Work required →
Look through the material and copy each line holding "this".

Input data →

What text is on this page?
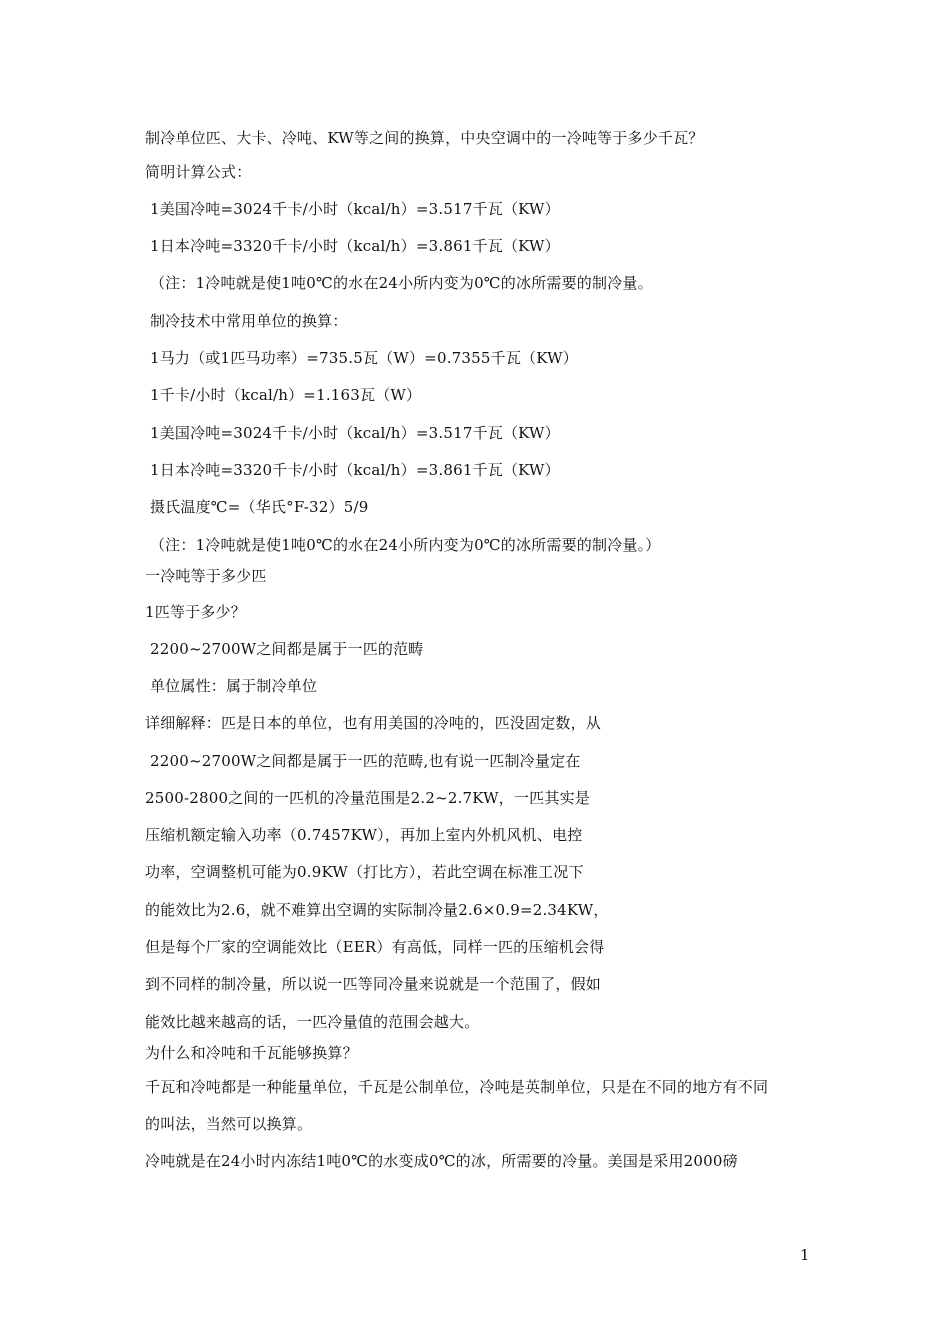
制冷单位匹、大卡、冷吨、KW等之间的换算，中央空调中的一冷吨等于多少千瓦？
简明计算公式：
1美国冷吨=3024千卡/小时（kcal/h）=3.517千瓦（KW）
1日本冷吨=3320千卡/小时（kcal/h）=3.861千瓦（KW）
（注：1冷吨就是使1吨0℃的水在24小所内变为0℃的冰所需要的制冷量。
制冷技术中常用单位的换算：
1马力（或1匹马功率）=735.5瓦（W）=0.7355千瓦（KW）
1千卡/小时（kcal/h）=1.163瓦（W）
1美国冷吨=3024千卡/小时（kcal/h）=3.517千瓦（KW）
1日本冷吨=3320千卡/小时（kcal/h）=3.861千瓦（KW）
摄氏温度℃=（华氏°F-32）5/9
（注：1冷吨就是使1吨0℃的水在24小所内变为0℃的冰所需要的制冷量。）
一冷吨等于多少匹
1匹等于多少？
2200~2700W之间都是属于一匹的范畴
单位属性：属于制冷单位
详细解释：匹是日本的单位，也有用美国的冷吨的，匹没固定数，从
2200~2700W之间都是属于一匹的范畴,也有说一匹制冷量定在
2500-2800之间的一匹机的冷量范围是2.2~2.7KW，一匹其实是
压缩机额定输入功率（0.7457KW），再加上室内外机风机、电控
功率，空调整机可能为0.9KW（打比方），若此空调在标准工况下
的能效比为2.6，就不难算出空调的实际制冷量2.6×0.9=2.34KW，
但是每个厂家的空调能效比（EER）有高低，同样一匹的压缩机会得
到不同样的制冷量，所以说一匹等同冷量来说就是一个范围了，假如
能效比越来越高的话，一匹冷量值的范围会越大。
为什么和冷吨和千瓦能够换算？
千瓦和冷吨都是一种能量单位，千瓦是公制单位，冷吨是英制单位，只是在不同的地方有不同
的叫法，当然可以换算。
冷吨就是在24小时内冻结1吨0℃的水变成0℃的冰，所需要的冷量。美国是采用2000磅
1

--

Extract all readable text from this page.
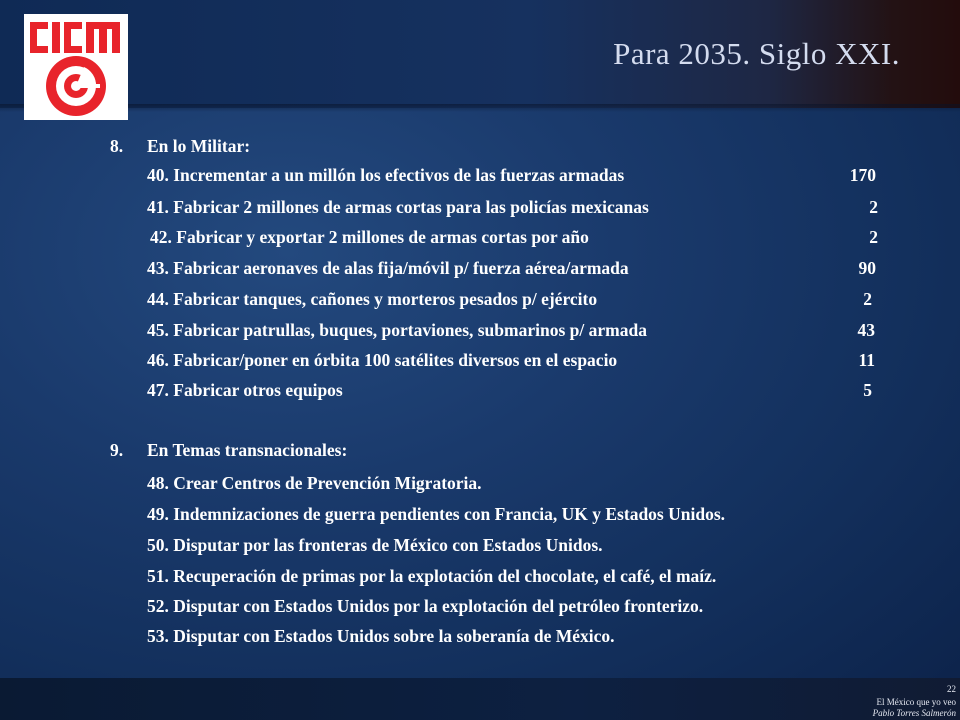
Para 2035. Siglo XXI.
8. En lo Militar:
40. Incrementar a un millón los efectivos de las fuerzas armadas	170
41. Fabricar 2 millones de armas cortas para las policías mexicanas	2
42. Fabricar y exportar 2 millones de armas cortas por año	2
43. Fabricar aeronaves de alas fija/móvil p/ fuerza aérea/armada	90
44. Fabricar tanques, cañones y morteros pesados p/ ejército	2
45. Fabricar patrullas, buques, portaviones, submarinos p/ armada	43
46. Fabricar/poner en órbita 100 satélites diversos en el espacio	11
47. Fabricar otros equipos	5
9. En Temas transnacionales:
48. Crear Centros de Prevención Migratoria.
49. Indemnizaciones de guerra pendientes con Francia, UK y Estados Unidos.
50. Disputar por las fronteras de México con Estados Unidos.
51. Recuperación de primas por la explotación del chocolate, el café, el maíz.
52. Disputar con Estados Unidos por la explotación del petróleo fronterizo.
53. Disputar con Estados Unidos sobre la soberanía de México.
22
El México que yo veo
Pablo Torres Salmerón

Finished exercise →
What text is on this page?
Extract all readable text from this page.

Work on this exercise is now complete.